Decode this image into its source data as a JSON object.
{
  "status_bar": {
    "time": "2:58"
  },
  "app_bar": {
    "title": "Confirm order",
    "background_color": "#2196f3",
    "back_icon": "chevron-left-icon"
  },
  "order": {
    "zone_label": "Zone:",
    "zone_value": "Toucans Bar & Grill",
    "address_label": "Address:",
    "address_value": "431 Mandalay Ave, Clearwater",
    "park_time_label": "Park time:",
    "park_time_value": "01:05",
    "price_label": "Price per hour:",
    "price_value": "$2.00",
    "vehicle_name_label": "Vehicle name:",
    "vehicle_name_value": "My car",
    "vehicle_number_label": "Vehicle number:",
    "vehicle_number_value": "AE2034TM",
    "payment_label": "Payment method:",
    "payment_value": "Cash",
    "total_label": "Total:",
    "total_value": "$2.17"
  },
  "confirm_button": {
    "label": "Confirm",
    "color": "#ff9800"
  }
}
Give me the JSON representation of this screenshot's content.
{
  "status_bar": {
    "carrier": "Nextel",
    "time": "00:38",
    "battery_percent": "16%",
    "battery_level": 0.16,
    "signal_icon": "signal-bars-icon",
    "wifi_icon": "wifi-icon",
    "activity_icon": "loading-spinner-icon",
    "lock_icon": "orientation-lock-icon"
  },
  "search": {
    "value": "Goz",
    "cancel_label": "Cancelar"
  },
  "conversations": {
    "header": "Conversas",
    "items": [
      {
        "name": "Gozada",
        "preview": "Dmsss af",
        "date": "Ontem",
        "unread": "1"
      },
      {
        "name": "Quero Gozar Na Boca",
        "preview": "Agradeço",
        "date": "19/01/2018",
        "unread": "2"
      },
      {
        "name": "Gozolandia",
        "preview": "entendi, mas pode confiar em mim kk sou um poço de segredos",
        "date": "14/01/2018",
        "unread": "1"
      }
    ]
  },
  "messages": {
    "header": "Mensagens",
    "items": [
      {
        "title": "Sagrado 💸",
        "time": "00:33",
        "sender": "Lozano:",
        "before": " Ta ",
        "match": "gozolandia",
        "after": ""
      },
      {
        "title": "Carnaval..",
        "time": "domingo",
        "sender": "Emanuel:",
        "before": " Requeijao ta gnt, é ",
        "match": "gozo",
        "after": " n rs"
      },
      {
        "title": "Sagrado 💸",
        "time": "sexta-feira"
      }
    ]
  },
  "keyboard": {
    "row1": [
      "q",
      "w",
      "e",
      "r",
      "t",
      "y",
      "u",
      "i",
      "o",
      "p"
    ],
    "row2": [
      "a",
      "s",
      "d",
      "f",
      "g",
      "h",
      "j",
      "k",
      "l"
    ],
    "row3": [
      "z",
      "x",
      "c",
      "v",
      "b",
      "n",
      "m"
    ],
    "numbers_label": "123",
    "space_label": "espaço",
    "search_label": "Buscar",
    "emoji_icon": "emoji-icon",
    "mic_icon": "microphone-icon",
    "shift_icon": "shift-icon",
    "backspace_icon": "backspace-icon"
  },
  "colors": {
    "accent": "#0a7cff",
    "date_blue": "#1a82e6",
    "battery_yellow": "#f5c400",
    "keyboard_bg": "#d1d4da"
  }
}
——
→ Exercise task: Pull out each record as written and restate it exactly.

→ Solution:
Decode this image into its source data as a JSON object.
{
  "status_bar": {
    "time": "2:58"
  },
  "app_bar": {
    "title": "Confirm order",
    "background_color": "#2196f3",
    "back_icon": "chevron-left-icon"
  },
  "order": {
    "zone_label": "Zone:",
    "zone_value": "Toucans Bar & Grill",
    "address_label": "Address:",
    "address_value": "431 Mandalay Ave, Clearwater",
    "park_time_label": "Park time:",
    "park_time_value": "01:05",
    "price_label": "Price per hour:",
    "price_value": "$2.00",
    "vehicle_name_label": "Vehicle name:",
    "vehicle_name_value": "My car",
    "vehicle_number_label": "Vehicle number:",
    "vehicle_number_value": "AE2034TM",
    "payment_label": "Payment method:",
    "payment_value": "Cash",
    "total_label": "Total:",
    "total_value": "$2.17"
  },
  "confirm_button": {
    "label": "Confirm",
    "color": "#ff9800"
  }
}
Give me the JSON representation of this screenshot's content.
{
  "status_bar": {
    "carrier": "Nextel",
    "time": "00:38",
    "battery_percent": "16%",
    "battery_level": 0.16,
    "signal_icon": "signal-bars-icon",
    "wifi_icon": "wifi-icon",
    "activity_icon": "loading-spinner-icon",
    "lock_icon": "orientation-lock-icon"
  },
  "search": {
    "value": "Goz",
    "cancel_label": "Cancelar"
  },
  "conversations": {
    "header": "Conversas",
    "items": [
      {
        "name": "Gozada",
        "preview": "Dmsss af",
        "date": "Ontem",
        "unread": "1"
      },
      {
        "name": "Quero Gozar Na Boca",
        "preview": "Agradeço",
        "date": "19/01/2018",
        "unread": "2"
      },
      {
        "name": "Gozolandia",
        "preview": "entendi, mas pode confiar em mim kk sou um poço de segredos",
        "date": "14/01/2018",
        "unread": "1"
      }
    ]
  },
  "messages": {
    "header": "Mensagens",
    "items": [
      {
        "title": "Sagrado 💸",
        "time": "00:33",
        "sender": "Lozano:",
        "before": " Ta ",
        "match": "gozolandia",
        "after": ""
      },
      {
        "title": "Carnaval..",
        "time": "domingo",
        "sender": "Emanuel:",
        "before": " Requeijao ta gnt, é ",
        "match": "gozo",
        "after": " n rs"
      },
      {
        "title": "Sagrado 💸",
        "time": "sexta-feira"
      }
    ]
  },
  "keyboard": {
    "row1": [
      "q",
      "w",
      "e",
      "r",
      "t",
      "y",
      "u",
      "i",
      "o",
      "p"
    ],
    "row2": [
      "a",
      "s",
      "d",
      "f",
      "g",
      "h",
      "j",
      "k",
      "l"
    ],
    "row3": [
      "z",
      "x",
      "c",
      "v",
      "b",
      "n",
      "m"
    ],
    "numbers_label": "123",
    "space_label": "espaço",
    "search_label": "Buscar",
    "emoji_icon": "emoji-icon",
    "mic_icon": "microphone-icon",
    "shift_icon": "shift-icon",
    "backspace_icon": "backspace-icon"
  },
  "colors": {
    "accent": "#0a7cff",
    "date_blue": "#1a82e6",
    "battery_yellow": "#f5c400",
    "keyboard_bg": "#d1d4da"
  }
}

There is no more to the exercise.